[Task brief]:
Return the records that follow, matching each one exactly.

(Some records)
-- START --

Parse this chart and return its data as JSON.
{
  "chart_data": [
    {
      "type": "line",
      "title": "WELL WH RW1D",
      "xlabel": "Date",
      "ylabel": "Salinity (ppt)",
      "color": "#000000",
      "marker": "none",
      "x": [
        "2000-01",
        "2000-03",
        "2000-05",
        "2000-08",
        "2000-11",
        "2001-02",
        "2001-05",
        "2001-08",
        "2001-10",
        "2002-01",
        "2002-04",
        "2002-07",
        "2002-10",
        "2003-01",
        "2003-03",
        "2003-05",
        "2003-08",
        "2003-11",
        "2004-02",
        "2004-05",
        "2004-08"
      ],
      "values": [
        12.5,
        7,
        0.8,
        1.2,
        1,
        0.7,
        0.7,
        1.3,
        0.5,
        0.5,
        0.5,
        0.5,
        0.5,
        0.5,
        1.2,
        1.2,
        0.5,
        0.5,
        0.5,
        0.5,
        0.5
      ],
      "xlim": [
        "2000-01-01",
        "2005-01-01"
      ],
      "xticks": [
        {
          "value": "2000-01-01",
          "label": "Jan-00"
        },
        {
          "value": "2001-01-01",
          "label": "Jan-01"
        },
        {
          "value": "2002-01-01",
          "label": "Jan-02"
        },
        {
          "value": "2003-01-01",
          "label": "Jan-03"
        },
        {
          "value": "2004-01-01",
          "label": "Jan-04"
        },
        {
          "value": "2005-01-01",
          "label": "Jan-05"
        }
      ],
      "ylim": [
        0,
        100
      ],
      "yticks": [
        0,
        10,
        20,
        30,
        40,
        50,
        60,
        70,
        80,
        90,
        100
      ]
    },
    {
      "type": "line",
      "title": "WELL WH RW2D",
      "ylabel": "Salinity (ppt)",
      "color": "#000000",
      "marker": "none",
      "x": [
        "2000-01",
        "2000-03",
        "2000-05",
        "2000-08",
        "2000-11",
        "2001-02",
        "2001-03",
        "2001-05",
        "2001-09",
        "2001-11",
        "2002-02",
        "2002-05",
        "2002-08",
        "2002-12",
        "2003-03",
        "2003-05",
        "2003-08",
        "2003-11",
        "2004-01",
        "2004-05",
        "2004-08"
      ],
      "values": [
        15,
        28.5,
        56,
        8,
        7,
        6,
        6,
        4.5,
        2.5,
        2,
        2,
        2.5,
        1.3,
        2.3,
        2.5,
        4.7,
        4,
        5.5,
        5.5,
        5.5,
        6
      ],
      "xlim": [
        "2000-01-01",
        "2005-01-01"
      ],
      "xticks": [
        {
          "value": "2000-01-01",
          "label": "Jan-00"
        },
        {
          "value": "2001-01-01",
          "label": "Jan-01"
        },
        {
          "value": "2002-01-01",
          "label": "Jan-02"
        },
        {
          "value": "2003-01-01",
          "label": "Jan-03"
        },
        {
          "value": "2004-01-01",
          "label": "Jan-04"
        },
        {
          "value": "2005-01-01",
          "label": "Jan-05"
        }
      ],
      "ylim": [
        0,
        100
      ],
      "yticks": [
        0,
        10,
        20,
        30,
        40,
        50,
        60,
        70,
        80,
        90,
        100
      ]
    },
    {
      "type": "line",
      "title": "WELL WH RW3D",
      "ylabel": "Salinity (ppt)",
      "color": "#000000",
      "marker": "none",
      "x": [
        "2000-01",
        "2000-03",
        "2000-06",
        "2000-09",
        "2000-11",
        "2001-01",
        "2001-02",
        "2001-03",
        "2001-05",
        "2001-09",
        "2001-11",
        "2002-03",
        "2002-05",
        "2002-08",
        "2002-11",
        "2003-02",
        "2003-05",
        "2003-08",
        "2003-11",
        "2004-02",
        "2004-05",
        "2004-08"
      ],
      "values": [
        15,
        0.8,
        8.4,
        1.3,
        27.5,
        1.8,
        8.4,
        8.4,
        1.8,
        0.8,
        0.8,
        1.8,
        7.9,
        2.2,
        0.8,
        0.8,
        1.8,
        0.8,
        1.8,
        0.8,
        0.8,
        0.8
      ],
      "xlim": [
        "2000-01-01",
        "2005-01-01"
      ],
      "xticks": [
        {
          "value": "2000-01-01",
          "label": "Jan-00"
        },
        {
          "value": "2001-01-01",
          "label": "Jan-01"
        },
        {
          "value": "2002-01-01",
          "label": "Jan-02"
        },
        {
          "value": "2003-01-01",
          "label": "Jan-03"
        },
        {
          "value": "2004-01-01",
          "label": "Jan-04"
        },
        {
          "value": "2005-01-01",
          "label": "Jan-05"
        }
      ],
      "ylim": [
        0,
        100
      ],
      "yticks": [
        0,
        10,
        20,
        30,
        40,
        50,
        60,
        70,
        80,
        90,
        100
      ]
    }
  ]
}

-- END --

[In response]:
Parse this chart and return its data as JSON.
{
  "chart_data": [
    {
      "type": "line",
      "title": "WELL WH RW1D",
      "xlabel": "Date",
      "ylabel": "Salinity (ppt)",
      "color": "#000000",
      "marker": "none",
      "x": [
        "2000-01",
        "2000-03",
        "2000-05",
        "2000-08",
        "2000-11",
        "2001-02",
        "2001-05",
        "2001-08",
        "2001-10",
        "2002-01",
        "2002-04",
        "2002-07",
        "2002-10",
        "2003-01",
        "2003-03",
        "2003-05",
        "2003-08",
        "2003-11",
        "2004-02",
        "2004-05",
        "2004-08"
      ],
      "values": [
        12.5,
        7,
        0.8,
        1.2,
        1,
        0.7,
        0.7,
        1.3,
        0.5,
        0.5,
        0.5,
        0.5,
        0.5,
        0.5,
        1.2,
        1.2,
        0.5,
        0.5,
        0.5,
        0.5,
        0.5
      ],
      "xlim": [
        "2000-01-01",
        "2005-01-01"
      ],
      "xticks": [
        {
          "value": "2000-01-01",
          "label": "Jan-00"
        },
        {
          "value": "2001-01-01",
          "label": "Jan-01"
        },
        {
          "value": "2002-01-01",
          "label": "Jan-02"
        },
        {
          "value": "2003-01-01",
          "label": "Jan-03"
        },
        {
          "value": "2004-01-01",
          "label": "Jan-04"
        },
        {
          "value": "2005-01-01",
          "label": "Jan-05"
        }
      ],
      "ylim": [
        0,
        100
      ],
      "yticks": [
        0,
        10,
        20,
        30,
        40,
        50,
        60,
        70,
        80,
        90,
        100
      ]
    },
    {
      "type": "line",
      "title": "WELL WH RW2D",
      "ylabel": "Salinity (ppt)",
      "color": "#000000",
      "marker": "none",
      "x": [
        "2000-01",
        "2000-03",
        "2000-05",
        "2000-08",
        "2000-11",
        "2001-02",
        "2001-03",
        "2001-05",
        "2001-09",
        "2001-11",
        "2002-02",
        "2002-05",
        "2002-08",
        "2002-12",
        "2003-03",
        "2003-05",
        "2003-08",
        "2003-11",
        "2004-01",
        "2004-05",
        "2004-08"
      ],
      "values": [
        15,
        28.5,
        56,
        8,
        7,
        6,
        6,
        4.5,
        2.5,
        2,
        2,
        2.5,
        1.3,
        2.3,
        2.5,
        4.7,
        4,
        5.5,
        5.5,
        5.5,
        6
      ],
      "xlim": [
        "2000-01-01",
        "2005-01-01"
      ],
      "xticks": [
        {
          "value": "2000-01-01",
          "label": "Jan-00"
        },
        {
          "value": "2001-01-01",
          "label": "Jan-01"
        },
        {
          "value": "2002-01-01",
          "label": "Jan-02"
        },
        {
          "value": "2003-01-01",
          "label": "Jan-03"
        },
        {
          "value": "2004-01-01",
          "label": "Jan-04"
        },
        {
          "value": "2005-01-01",
          "label": "Jan-05"
        }
      ],
      "ylim": [
        0,
        100
      ],
      "yticks": [
        0,
        10,
        20,
        30,
        40,
        50,
        60,
        70,
        80,
        90,
        100
      ]
    },
    {
      "type": "line",
      "title": "WELL WH RW3D",
      "ylabel": "Salinity (ppt)",
      "color": "#000000",
      "marker": "none",
      "x": [
        "2000-01",
        "2000-03",
        "2000-06",
        "2000-09",
        "2000-11",
        "2001-01",
        "2001-02",
        "2001-03",
        "2001-05",
        "2001-09",
        "2001-11",
        "2002-03",
        "2002-05",
        "2002-08",
        "2002-11",
        "2003-02",
        "2003-05",
        "2003-08",
        "2003-11",
        "2004-02",
        "2004-05",
        "2004-08"
      ],
      "values": [
        15,
        0.8,
        8.4,
        1.3,
        27.5,
        1.8,
        8.4,
        8.4,
        1.8,
        0.8,
        0.8,
        1.8,
        7.9,
        2.2,
        0.8,
        0.8,
        1.8,
        0.8,
        1.8,
        0.8,
        0.8,
        0.8
      ],
      "xlim": [
        "2000-01-01",
        "2005-01-01"
      ],
      "xticks": [
        {
          "value": "2000-01-01",
          "label": "Jan-00"
        },
        {
          "value": "2001-01-01",
          "label": "Jan-01"
        },
        {
          "value": "2002-01-01",
          "label": "Jan-02"
        },
        {
          "value": "2003-01-01",
          "label": "Jan-03"
        },
        {
          "value": "2004-01-01",
          "label": "Jan-04"
        },
        {
          "value": "2005-01-01",
          "label": "Jan-05"
        }
      ],
      "ylim": [
        0,
        100
      ],
      "yticks": [
        0,
        10,
        20,
        30,
        40,
        50,
        60,
        70,
        80,
        90,
        100
      ]
    }
  ]
}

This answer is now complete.